• _TASK OBJECTIVE_
Write out all of the data below, keeping every line identical.
— Start of EXCERPTED DATA —
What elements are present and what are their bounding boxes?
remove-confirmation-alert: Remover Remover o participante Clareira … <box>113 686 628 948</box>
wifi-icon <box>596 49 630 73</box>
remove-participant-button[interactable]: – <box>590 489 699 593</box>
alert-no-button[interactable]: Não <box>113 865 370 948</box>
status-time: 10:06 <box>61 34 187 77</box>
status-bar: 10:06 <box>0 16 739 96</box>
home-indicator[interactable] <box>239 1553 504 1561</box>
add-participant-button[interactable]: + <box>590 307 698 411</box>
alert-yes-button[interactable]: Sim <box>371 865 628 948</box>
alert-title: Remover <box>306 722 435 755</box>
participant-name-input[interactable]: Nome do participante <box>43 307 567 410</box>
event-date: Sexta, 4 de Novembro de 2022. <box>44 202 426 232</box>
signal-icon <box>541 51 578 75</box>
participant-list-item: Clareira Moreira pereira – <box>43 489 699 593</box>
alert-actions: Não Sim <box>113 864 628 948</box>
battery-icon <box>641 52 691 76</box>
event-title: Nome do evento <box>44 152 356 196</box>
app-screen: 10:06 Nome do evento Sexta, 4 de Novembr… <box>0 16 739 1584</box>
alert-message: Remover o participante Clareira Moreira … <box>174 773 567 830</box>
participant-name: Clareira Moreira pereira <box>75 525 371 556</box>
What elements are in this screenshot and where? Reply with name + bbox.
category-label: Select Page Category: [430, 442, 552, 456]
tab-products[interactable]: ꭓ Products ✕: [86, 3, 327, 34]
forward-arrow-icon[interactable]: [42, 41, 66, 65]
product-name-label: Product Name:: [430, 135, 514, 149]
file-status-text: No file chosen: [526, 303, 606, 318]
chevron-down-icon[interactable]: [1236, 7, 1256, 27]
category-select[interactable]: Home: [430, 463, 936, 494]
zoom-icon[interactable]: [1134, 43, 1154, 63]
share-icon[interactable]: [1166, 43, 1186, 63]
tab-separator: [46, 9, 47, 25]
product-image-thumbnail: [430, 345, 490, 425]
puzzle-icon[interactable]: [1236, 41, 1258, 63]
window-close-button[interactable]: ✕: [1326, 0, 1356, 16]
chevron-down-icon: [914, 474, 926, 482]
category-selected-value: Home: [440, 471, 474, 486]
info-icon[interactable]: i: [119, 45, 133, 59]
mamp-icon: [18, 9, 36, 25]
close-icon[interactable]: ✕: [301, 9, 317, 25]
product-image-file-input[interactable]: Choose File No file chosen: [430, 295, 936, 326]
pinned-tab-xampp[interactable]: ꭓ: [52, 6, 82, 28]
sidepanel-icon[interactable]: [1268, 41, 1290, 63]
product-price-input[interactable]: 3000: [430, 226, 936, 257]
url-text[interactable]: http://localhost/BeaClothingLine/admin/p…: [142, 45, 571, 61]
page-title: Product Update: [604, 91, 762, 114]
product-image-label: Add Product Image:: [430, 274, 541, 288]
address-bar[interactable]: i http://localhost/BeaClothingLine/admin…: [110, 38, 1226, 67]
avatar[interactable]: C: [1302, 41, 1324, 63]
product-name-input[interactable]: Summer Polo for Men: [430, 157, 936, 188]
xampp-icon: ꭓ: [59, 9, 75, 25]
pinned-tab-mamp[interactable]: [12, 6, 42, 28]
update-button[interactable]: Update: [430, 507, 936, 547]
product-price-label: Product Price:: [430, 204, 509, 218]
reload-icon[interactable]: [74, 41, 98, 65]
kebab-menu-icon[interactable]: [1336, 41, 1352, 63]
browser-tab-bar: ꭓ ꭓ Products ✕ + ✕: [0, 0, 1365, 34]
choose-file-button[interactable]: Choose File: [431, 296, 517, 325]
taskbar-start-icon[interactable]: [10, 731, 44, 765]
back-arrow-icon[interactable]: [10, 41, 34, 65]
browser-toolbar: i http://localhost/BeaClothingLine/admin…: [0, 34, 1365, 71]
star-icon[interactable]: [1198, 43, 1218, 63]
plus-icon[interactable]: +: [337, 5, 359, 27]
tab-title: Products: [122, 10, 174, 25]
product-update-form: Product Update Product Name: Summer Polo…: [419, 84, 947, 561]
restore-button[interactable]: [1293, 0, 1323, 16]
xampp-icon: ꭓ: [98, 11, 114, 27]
— End of EXCERPTED DATA —
• _EXERCISE RESPONSE_
What elements are present and what are their bounding boxes?
remove-confirmation-alert: Remover Remover o participante Clareira … <box>113 686 628 948</box>
wifi-icon <box>596 49 630 73</box>
remove-participant-button[interactable]: – <box>590 489 699 593</box>
alert-no-button[interactable]: Não <box>113 865 370 948</box>
status-time: 10:06 <box>61 34 187 77</box>
status-bar: 10:06 <box>0 16 739 96</box>
home-indicator[interactable] <box>239 1553 504 1561</box>
add-participant-button[interactable]: + <box>590 307 698 411</box>
alert-yes-button[interactable]: Sim <box>371 865 628 948</box>
alert-title: Remover <box>306 722 435 755</box>
participant-name-input[interactable]: Nome do participante <box>43 307 567 410</box>
event-date: Sexta, 4 de Novembro de 2022. <box>44 202 426 232</box>
signal-icon <box>541 51 578 75</box>
participant-list-item: Clareira Moreira pereira – <box>43 489 699 593</box>
alert-actions: Não Sim <box>113 864 628 948</box>
battery-icon <box>641 52 691 76</box>
event-title: Nome do evento <box>44 152 356 196</box>
app-screen: 10:06 Nome do evento Sexta, 4 de Novembr… <box>0 16 739 1584</box>
alert-message: Remover o participante Clareira Moreira … <box>174 773 567 830</box>
participant-name: Clareira Moreira pereira <box>75 525 371 556</box>
What elements are in this screenshot and where? Reply with name + bbox.
category-label: Select Page Category: [430, 442, 552, 456]
tab-products[interactable]: ꭓ Products ✕: [86, 3, 327, 34]
forward-arrow-icon[interactable]: [42, 41, 66, 65]
product-name-label: Product Name:: [430, 135, 514, 149]
file-status-text: No file chosen: [526, 303, 606, 318]
chevron-down-icon[interactable]: [1236, 7, 1256, 27]
category-select[interactable]: Home: [430, 463, 936, 494]
zoom-icon[interactable]: [1134, 43, 1154, 63]
share-icon[interactable]: [1166, 43, 1186, 63]
tab-separator: [46, 9, 47, 25]
product-image-thumbnail: [430, 345, 490, 425]
puzzle-icon[interactable]: [1236, 41, 1258, 63]
window-close-button[interactable]: ✕: [1326, 0, 1356, 16]
chevron-down-icon: [914, 474, 926, 482]
category-selected-value: Home: [440, 471, 474, 486]
info-icon[interactable]: i: [119, 45, 133, 59]
mamp-icon: [18, 9, 36, 25]
close-icon[interactable]: ✕: [301, 9, 317, 25]
product-image-file-input[interactable]: Choose File No file chosen: [430, 295, 936, 326]
pinned-tab-xampp[interactable]: ꭓ: [52, 6, 82, 28]
sidepanel-icon[interactable]: [1268, 41, 1290, 63]
product-price-input[interactable]: 3000: [430, 226, 936, 257]
url-text[interactable]: http://localhost/BeaClothingLine/admin/p…: [142, 45, 571, 61]
page-title: Product Update: [604, 91, 762, 114]
product-image-label: Add Product Image:: [430, 274, 541, 288]
address-bar[interactable]: i http://localhost/BeaClothingLine/admin…: [110, 38, 1226, 67]
avatar[interactable]: C: [1302, 41, 1324, 63]
product-name-input[interactable]: Summer Polo for Men: [430, 157, 936, 188]
xampp-icon: ꭓ: [59, 9, 75, 25]
pinned-tab-mamp[interactable]: [12, 6, 42, 28]
update-button[interactable]: Update: [430, 507, 936, 547]
product-price-label: Product Price:: [430, 204, 509, 218]
reload-icon[interactable]: [74, 41, 98, 65]
kebab-menu-icon[interactable]: [1336, 41, 1352, 63]
browser-tab-bar: ꭓ ꭓ Products ✕ + ✕: [0, 0, 1365, 34]
choose-file-button[interactable]: Choose File: [431, 296, 517, 325]
taskbar-start-icon[interactable]: [10, 731, 44, 765]
back-arrow-icon[interactable]: [10, 41, 34, 65]
browser-toolbar: i http://localhost/BeaClothingLine/admin…: [0, 34, 1365, 71]
star-icon[interactable]: [1198, 43, 1218, 63]
plus-icon[interactable]: +: [337, 5, 359, 27]
tab-title: Products: [122, 10, 174, 25]
product-update-form: Product Update Product Name: Summer Polo…: [419, 84, 947, 561]
restore-button[interactable]: [1293, 0, 1323, 16]
xampp-icon: ꭓ: [98, 11, 114, 27]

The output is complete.